→ **SET EXERCISE**: Reproduce the listing verbatim.

(Data extracted from a collection)
begin
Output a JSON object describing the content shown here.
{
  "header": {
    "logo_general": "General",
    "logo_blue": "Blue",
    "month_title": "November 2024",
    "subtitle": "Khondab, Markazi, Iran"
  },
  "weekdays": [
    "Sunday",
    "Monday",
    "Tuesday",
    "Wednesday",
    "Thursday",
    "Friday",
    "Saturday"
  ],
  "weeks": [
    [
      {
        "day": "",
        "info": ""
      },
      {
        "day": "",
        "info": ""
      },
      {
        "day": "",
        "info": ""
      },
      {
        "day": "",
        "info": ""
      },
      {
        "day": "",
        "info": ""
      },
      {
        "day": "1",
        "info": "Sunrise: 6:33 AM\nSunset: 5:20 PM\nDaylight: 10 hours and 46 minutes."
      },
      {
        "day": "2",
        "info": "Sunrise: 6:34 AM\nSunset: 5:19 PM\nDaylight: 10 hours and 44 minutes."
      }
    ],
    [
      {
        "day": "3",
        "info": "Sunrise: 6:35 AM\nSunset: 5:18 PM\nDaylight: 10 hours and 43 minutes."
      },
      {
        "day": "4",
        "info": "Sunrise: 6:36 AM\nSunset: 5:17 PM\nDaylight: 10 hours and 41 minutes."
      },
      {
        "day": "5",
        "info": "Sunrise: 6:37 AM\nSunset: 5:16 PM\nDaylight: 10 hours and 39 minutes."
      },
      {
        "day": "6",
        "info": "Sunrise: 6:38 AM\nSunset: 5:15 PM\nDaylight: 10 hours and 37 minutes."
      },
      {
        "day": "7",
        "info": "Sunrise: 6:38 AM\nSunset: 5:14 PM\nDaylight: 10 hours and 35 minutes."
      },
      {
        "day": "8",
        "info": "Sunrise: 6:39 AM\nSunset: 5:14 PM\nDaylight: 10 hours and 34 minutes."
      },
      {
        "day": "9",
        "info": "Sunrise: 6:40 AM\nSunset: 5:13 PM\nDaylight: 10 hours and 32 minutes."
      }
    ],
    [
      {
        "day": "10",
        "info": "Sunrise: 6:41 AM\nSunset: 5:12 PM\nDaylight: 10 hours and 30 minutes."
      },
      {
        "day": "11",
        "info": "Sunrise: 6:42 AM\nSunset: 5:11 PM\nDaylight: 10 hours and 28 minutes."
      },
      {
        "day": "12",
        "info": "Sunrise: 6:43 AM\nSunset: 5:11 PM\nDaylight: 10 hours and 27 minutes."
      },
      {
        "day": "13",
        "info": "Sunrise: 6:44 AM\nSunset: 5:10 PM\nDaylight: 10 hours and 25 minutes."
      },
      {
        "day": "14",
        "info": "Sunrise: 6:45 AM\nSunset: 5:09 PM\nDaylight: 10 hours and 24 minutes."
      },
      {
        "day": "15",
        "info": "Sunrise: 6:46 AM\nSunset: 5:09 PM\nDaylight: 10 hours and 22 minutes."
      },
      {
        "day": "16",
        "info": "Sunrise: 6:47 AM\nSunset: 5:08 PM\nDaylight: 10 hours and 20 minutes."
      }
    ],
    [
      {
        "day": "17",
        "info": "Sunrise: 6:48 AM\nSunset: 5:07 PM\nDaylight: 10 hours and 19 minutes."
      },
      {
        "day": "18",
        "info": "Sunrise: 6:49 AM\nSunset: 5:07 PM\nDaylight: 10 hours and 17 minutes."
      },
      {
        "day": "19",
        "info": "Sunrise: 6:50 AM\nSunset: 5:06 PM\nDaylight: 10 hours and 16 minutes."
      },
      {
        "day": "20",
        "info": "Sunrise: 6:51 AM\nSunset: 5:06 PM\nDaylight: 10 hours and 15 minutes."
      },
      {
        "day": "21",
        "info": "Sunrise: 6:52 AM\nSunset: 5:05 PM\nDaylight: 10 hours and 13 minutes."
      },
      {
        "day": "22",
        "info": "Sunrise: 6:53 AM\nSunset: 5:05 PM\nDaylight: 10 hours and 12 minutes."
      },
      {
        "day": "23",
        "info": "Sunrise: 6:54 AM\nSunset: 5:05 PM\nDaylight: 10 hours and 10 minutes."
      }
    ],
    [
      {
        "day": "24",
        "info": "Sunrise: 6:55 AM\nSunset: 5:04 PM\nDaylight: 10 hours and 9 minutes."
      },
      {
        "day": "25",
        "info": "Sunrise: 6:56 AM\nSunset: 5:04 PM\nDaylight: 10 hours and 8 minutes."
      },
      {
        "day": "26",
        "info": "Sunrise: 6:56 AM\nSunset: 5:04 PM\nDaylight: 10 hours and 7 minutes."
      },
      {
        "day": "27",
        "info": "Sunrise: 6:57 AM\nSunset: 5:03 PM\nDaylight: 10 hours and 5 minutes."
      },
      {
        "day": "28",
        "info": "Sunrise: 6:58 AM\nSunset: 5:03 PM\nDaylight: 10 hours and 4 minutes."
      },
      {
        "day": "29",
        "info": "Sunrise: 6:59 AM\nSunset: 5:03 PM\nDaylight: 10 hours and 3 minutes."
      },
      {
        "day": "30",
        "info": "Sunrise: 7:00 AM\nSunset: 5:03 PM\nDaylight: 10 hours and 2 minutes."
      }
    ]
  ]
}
end
→ **ANSWER BELOW**:
Output a JSON object describing the content shown here.
{
  "header": {
    "logo_general": "General",
    "logo_blue": "Blue",
    "month_title": "November 2024",
    "subtitle": "Khondab, Markazi, Iran"
  },
  "weekdays": [
    "Sunday",
    "Monday",
    "Tuesday",
    "Wednesday",
    "Thursday",
    "Friday",
    "Saturday"
  ],
  "weeks": [
    [
      {
        "day": "",
        "info": ""
      },
      {
        "day": "",
        "info": ""
      },
      {
        "day": "",
        "info": ""
      },
      {
        "day": "",
        "info": ""
      },
      {
        "day": "",
        "info": ""
      },
      {
        "day": "1",
        "info": "Sunrise: 6:33 AM\nSunset: 5:20 PM\nDaylight: 10 hours and 46 minutes."
      },
      {
        "day": "2",
        "info": "Sunrise: 6:34 AM\nSunset: 5:19 PM\nDaylight: 10 hours and 44 minutes."
      }
    ],
    [
      {
        "day": "3",
        "info": "Sunrise: 6:35 AM\nSunset: 5:18 PM\nDaylight: 10 hours and 43 minutes."
      },
      {
        "day": "4",
        "info": "Sunrise: 6:36 AM\nSunset: 5:17 PM\nDaylight: 10 hours and 41 minutes."
      },
      {
        "day": "5",
        "info": "Sunrise: 6:37 AM\nSunset: 5:16 PM\nDaylight: 10 hours and 39 minutes."
      },
      {
        "day": "6",
        "info": "Sunrise: 6:38 AM\nSunset: 5:15 PM\nDaylight: 10 hours and 37 minutes."
      },
      {
        "day": "7",
        "info": "Sunrise: 6:38 AM\nSunset: 5:14 PM\nDaylight: 10 hours and 35 minutes."
      },
      {
        "day": "8",
        "info": "Sunrise: 6:39 AM\nSunset: 5:14 PM\nDaylight: 10 hours and 34 minutes."
      },
      {
        "day": "9",
        "info": "Sunrise: 6:40 AM\nSunset: 5:13 PM\nDaylight: 10 hours and 32 minutes."
      }
    ],
    [
      {
        "day": "10",
        "info": "Sunrise: 6:41 AM\nSunset: 5:12 PM\nDaylight: 10 hours and 30 minutes."
      },
      {
        "day": "11",
        "info": "Sunrise: 6:42 AM\nSunset: 5:11 PM\nDaylight: 10 hours and 28 minutes."
      },
      {
        "day": "12",
        "info": "Sunrise: 6:43 AM\nSunset: 5:11 PM\nDaylight: 10 hours and 27 minutes."
      },
      {
        "day": "13",
        "info": "Sunrise: 6:44 AM\nSunset: 5:10 PM\nDaylight: 10 hours and 25 minutes."
      },
      {
        "day": "14",
        "info": "Sunrise: 6:45 AM\nSunset: 5:09 PM\nDaylight: 10 hours and 24 minutes."
      },
      {
        "day": "15",
        "info": "Sunrise: 6:46 AM\nSunset: 5:09 PM\nDaylight: 10 hours and 22 minutes."
      },
      {
        "day": "16",
        "info": "Sunrise: 6:47 AM\nSunset: 5:08 PM\nDaylight: 10 hours and 20 minutes."
      }
    ],
    [
      {
        "day": "17",
        "info": "Sunrise: 6:48 AM\nSunset: 5:07 PM\nDaylight: 10 hours and 19 minutes."
      },
      {
        "day": "18",
        "info": "Sunrise: 6:49 AM\nSunset: 5:07 PM\nDaylight: 10 hours and 17 minutes."
      },
      {
        "day": "19",
        "info": "Sunrise: 6:50 AM\nSunset: 5:06 PM\nDaylight: 10 hours and 16 minutes."
      },
      {
        "day": "20",
        "info": "Sunrise: 6:51 AM\nSunset: 5:06 PM\nDaylight: 10 hours and 15 minutes."
      },
      {
        "day": "21",
        "info": "Sunrise: 6:52 AM\nSunset: 5:05 PM\nDaylight: 10 hours and 13 minutes."
      },
      {
        "day": "22",
        "info": "Sunrise: 6:53 AM\nSunset: 5:05 PM\nDaylight: 10 hours and 12 minutes."
      },
      {
        "day": "23",
        "info": "Sunrise: 6:54 AM\nSunset: 5:05 PM\nDaylight: 10 hours and 10 minutes."
      }
    ],
    [
      {
        "day": "24",
        "info": "Sunrise: 6:55 AM\nSunset: 5:04 PM\nDaylight: 10 hours and 9 minutes."
      },
      {
        "day": "25",
        "info": "Sunrise: 6:56 AM\nSunset: 5:04 PM\nDaylight: 10 hours and 8 minutes."
      },
      {
        "day": "26",
        "info": "Sunrise: 6:56 AM\nSunset: 5:04 PM\nDaylight: 10 hours and 7 minutes."
      },
      {
        "day": "27",
        "info": "Sunrise: 6:57 AM\nSunset: 5:03 PM\nDaylight: 10 hours and 5 minutes."
      },
      {
        "day": "28",
        "info": "Sunrise: 6:58 AM\nSunset: 5:03 PM\nDaylight: 10 hours and 4 minutes."
      },
      {
        "day": "29",
        "info": "Sunrise: 6:59 AM\nSunset: 5:03 PM\nDaylight: 10 hours and 3 minutes."
      },
      {
        "day": "30",
        "info": "Sunrise: 7:00 AM\nSunset: 5:03 PM\nDaylight: 10 hours and 2 minutes."
      }
    ]
  ]
}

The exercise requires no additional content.